- [To be done]:
Look through the data below and return each line where "ciascuna" appears.

• • • •

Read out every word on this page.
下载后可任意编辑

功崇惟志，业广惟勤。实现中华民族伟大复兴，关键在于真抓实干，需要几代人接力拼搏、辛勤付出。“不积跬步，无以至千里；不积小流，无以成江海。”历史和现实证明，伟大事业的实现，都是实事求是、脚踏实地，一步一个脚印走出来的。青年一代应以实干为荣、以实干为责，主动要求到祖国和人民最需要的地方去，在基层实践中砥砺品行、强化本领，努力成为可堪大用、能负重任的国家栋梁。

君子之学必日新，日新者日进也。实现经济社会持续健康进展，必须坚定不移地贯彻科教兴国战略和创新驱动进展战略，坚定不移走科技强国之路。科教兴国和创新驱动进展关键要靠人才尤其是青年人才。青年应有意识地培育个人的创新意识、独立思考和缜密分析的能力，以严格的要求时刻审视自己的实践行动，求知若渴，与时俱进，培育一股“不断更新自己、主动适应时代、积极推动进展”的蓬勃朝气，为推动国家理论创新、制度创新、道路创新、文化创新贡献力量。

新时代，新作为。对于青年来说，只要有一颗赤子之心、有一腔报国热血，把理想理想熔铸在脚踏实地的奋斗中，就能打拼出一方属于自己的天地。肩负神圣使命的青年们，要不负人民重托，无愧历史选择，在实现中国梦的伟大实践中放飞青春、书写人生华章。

• • • •

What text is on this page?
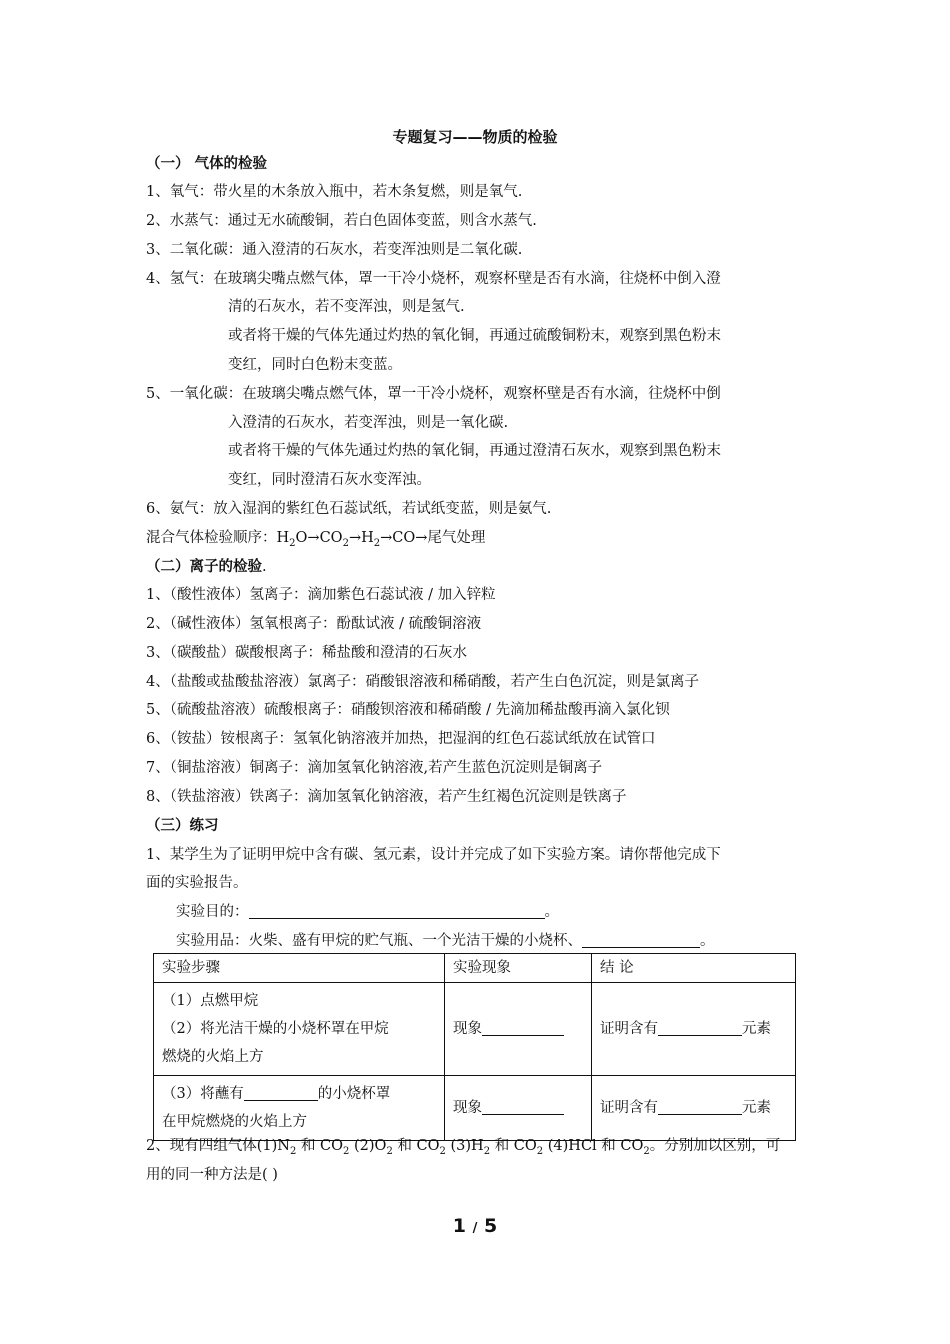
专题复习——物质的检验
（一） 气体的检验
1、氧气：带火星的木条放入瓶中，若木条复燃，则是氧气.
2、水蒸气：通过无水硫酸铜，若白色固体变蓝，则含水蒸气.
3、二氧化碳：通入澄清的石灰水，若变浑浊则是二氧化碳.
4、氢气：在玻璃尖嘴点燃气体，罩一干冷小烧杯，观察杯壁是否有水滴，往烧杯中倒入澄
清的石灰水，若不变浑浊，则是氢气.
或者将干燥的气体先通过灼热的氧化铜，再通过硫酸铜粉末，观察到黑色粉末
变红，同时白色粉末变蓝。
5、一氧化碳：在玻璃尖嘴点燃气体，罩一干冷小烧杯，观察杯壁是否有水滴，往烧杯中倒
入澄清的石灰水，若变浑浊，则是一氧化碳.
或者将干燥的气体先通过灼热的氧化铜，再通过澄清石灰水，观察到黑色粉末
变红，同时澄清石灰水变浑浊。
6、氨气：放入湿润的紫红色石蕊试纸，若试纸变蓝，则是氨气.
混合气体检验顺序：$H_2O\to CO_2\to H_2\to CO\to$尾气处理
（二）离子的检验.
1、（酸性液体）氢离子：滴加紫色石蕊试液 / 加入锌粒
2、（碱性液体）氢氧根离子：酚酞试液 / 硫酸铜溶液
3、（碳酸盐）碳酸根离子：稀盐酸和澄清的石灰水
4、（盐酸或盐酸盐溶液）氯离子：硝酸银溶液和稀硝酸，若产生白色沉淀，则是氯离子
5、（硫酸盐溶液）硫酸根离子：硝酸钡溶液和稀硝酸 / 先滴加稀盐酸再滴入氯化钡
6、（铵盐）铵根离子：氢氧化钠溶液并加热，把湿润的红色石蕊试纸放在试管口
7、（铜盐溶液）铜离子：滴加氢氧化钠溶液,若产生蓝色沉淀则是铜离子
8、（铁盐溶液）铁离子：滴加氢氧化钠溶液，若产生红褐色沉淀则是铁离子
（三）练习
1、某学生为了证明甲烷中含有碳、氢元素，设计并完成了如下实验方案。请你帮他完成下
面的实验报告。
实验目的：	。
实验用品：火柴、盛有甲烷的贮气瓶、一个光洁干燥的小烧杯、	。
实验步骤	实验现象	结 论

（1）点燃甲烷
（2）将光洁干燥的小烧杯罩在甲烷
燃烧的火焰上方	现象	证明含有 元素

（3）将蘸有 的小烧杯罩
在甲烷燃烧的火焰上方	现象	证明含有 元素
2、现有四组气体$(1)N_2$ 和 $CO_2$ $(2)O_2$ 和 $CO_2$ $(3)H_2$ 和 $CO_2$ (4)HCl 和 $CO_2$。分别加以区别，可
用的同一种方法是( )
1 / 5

• • • •

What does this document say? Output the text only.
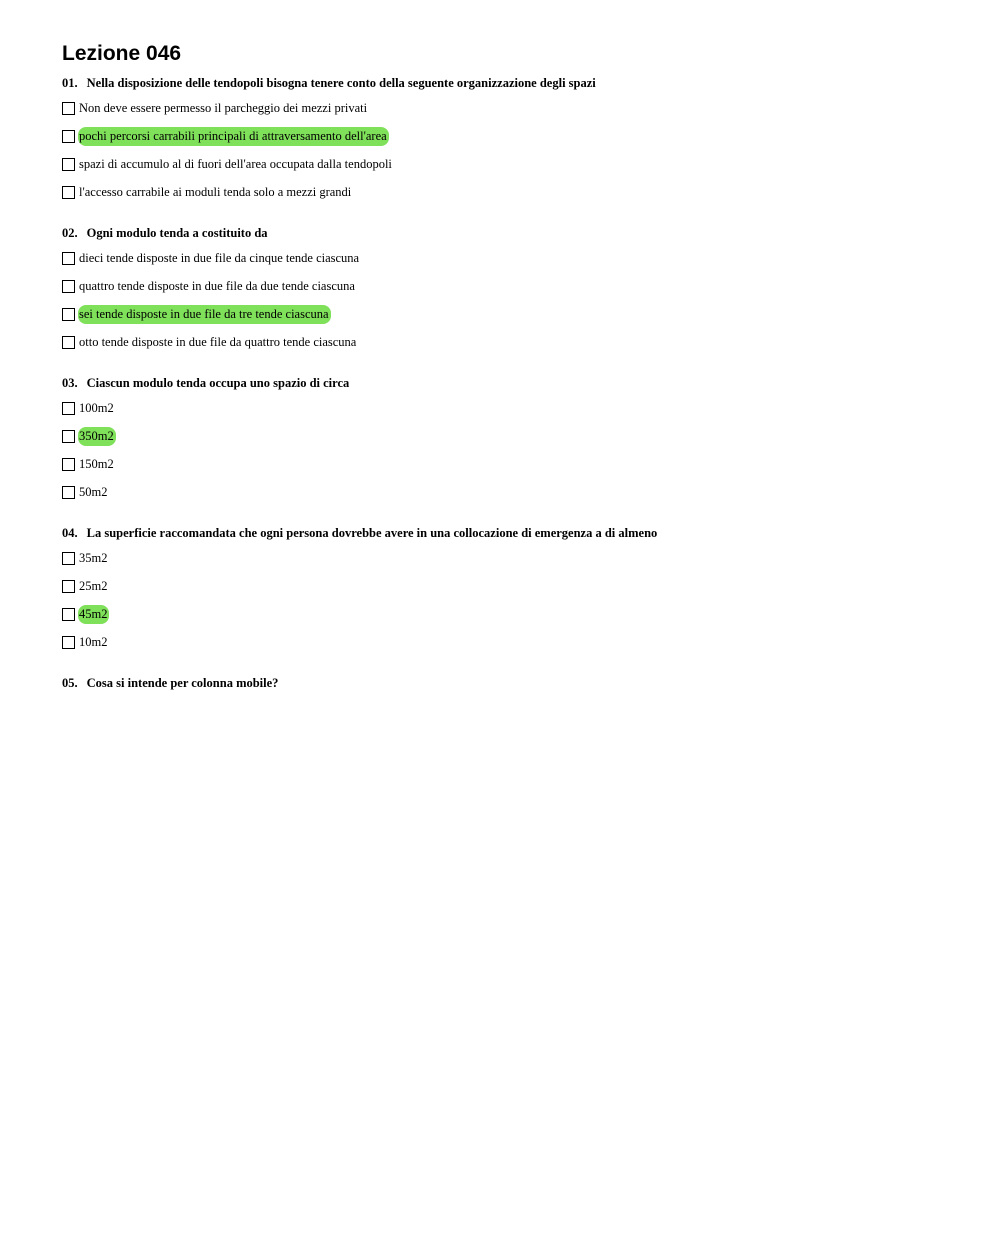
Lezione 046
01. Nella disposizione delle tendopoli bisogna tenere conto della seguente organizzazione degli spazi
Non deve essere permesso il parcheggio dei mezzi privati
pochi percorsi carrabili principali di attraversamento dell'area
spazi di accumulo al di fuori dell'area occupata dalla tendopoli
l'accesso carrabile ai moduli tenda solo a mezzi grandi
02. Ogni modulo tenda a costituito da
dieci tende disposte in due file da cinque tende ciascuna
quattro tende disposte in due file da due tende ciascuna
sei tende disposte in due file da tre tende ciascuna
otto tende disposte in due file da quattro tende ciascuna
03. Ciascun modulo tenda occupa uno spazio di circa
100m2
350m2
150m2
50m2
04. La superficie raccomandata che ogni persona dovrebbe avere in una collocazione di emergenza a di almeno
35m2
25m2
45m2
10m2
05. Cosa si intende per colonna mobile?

• • • •

- [Problem solution]:
dieci tende disposte in due file da cinque tende ciascuna
quattro tende disposte in due file da due tende ciascuna
sei tende disposte in due file da tre tende ciascuna
otto tende disposte in due file da quattro tende ciascuna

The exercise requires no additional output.